▶

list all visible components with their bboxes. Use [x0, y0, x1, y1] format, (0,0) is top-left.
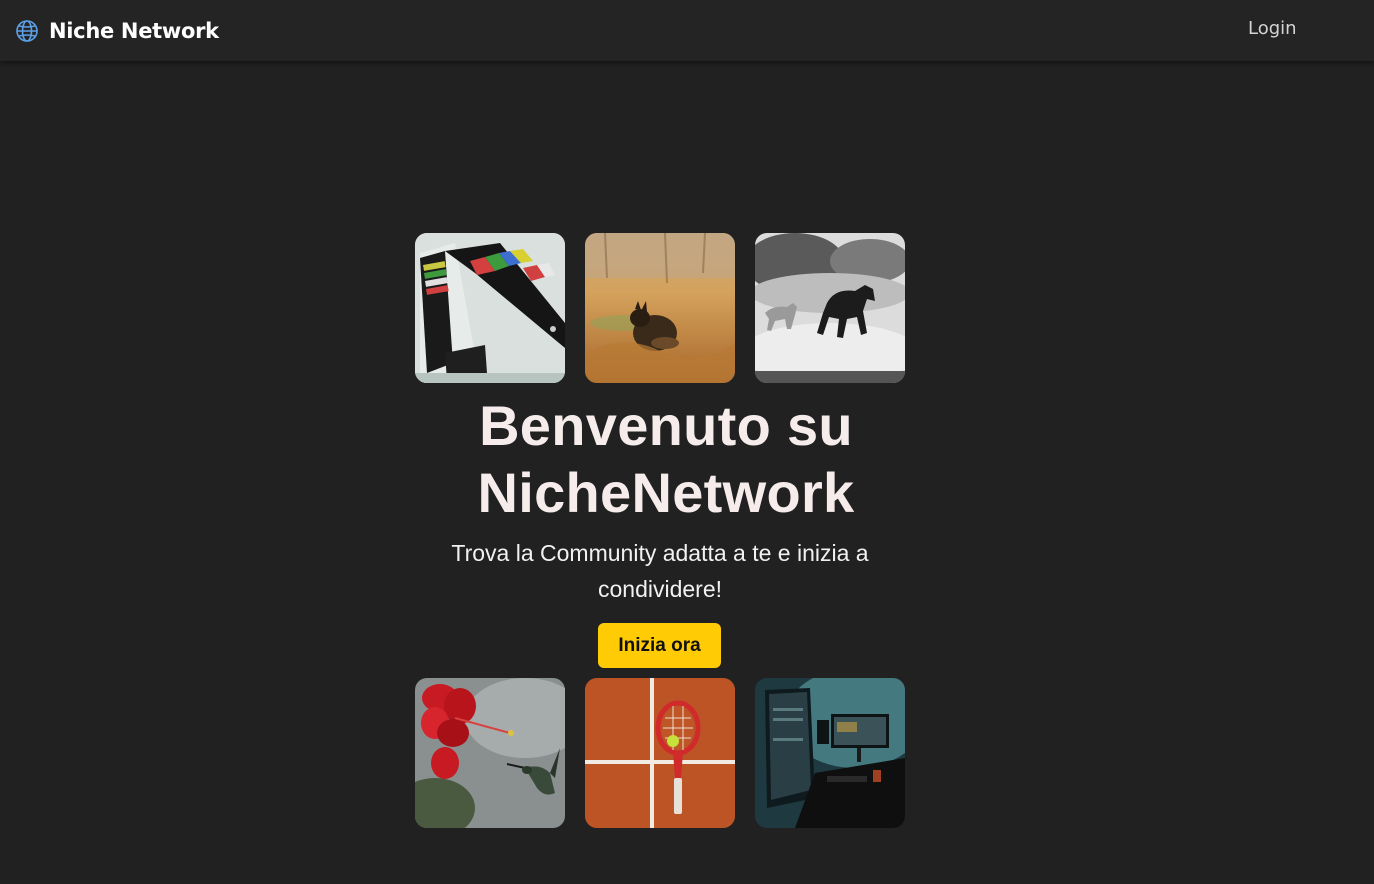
clapperboard-image: [415, 233, 565, 383]
hero-title: Benvenuto su NicheNetwork: [477, 394, 855, 524]
tennis-racket-image: [585, 678, 735, 828]
hero-subtitle: Trova la Community adatta a te e inizia …: [451, 540, 869, 602]
globe-icon: [15, 19, 39, 43]
brand-link[interactable]: Niche Network: [15, 17, 219, 45]
start-now-button[interactable]: Inizia ora: [598, 623, 721, 668]
login-link[interactable]: Login: [1248, 18, 1297, 39]
brand-name: Niche Network: [49, 19, 219, 43]
hummingbird-flower-image: [415, 678, 565, 828]
navbar: Niche Network Login: [0, 0, 1374, 61]
dog-in-field-image: [585, 233, 735, 383]
horses-image: [755, 233, 905, 383]
computer-desk-image: [755, 678, 905, 828]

◀

» Goal: Lay out the items above as a Markdown table, from the first line of the items through the line containing "brand-link[interactable]: Niche Network: [15, 17, 219, 45]", with a No. column for the row number and a Text column for the line. Skip blank lines and leave the pictures out of the answer.

» Exercise response:
| No. | Text |
|---|---|
| 1 | list all visible components with their bboxes. Use [x0, y0, x1, y1] format, (0,0) is top-left. |
| 2 | clapperboard-image: [415, 233, 565, 383] |
| 3 | hero-title: Benvenuto su NicheNetwork: [477, 394, 855, 524] |
| 4 | tennis-racket-image: [585, 678, 735, 828] |
| 5 | hero-subtitle: Trova la Community adatta a te e inizia …: [451, 540, 869, 602] |
| 6 | globe-icon: [15, 19, 39, 43] |
| 7 | brand-link[interactable]: Niche Network: [15, 17, 219, 45] |